(Extracted data entries)
%%

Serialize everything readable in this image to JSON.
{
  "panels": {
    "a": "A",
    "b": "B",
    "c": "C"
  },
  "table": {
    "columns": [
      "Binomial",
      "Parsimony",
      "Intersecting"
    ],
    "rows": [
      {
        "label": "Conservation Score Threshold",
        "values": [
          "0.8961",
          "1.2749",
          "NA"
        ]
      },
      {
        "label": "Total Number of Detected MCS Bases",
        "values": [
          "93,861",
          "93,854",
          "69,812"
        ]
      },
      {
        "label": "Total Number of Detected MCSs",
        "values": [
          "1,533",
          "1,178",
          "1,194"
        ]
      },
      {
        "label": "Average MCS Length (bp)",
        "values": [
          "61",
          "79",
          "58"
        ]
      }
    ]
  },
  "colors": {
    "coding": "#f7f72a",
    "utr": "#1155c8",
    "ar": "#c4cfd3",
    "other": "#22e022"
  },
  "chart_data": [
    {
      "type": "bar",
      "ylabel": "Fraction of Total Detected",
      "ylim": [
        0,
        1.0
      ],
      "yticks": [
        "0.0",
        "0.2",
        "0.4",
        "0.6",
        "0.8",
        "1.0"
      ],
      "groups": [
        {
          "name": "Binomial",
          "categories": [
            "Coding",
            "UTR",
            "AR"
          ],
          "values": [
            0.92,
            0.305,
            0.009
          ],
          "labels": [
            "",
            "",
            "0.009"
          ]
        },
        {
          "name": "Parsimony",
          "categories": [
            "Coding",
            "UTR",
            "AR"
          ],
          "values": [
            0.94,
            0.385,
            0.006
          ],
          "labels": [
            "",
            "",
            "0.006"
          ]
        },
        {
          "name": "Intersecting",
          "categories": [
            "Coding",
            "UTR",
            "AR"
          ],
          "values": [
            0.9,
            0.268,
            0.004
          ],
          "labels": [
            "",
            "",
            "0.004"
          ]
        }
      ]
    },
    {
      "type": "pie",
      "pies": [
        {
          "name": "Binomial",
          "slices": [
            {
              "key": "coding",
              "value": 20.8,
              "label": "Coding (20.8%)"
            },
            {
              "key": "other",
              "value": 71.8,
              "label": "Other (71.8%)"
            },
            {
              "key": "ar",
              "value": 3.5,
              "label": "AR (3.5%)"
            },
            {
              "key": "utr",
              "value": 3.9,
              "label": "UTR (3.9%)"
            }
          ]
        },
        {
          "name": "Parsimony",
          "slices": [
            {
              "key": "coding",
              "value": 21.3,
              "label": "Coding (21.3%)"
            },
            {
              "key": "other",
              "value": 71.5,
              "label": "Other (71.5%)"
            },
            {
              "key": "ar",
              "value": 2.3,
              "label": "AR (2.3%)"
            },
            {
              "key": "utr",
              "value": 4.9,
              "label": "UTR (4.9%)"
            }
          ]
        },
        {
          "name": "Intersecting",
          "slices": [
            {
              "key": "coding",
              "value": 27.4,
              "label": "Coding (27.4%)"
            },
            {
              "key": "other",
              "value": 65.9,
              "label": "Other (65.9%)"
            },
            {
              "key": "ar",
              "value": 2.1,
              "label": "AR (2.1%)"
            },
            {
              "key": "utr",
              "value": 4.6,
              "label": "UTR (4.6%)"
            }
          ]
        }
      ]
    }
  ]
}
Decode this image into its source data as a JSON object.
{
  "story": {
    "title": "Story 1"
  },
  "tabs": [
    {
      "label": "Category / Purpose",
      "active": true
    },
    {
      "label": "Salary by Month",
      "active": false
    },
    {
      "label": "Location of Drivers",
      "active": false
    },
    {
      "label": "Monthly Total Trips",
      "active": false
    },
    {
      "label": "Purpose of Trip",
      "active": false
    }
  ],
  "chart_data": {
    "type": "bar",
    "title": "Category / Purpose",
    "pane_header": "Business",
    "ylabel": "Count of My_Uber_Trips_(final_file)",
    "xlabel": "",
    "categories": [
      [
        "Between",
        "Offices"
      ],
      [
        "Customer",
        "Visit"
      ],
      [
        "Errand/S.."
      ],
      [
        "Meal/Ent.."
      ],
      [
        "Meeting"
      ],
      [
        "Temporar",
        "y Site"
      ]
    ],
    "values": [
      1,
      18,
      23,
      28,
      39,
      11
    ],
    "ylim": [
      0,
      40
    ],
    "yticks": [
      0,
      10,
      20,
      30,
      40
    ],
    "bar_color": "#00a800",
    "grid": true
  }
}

%%

> What you have to do: Determine the number of lines where the string "this" occurs, and give that number only.

> Written reply: 2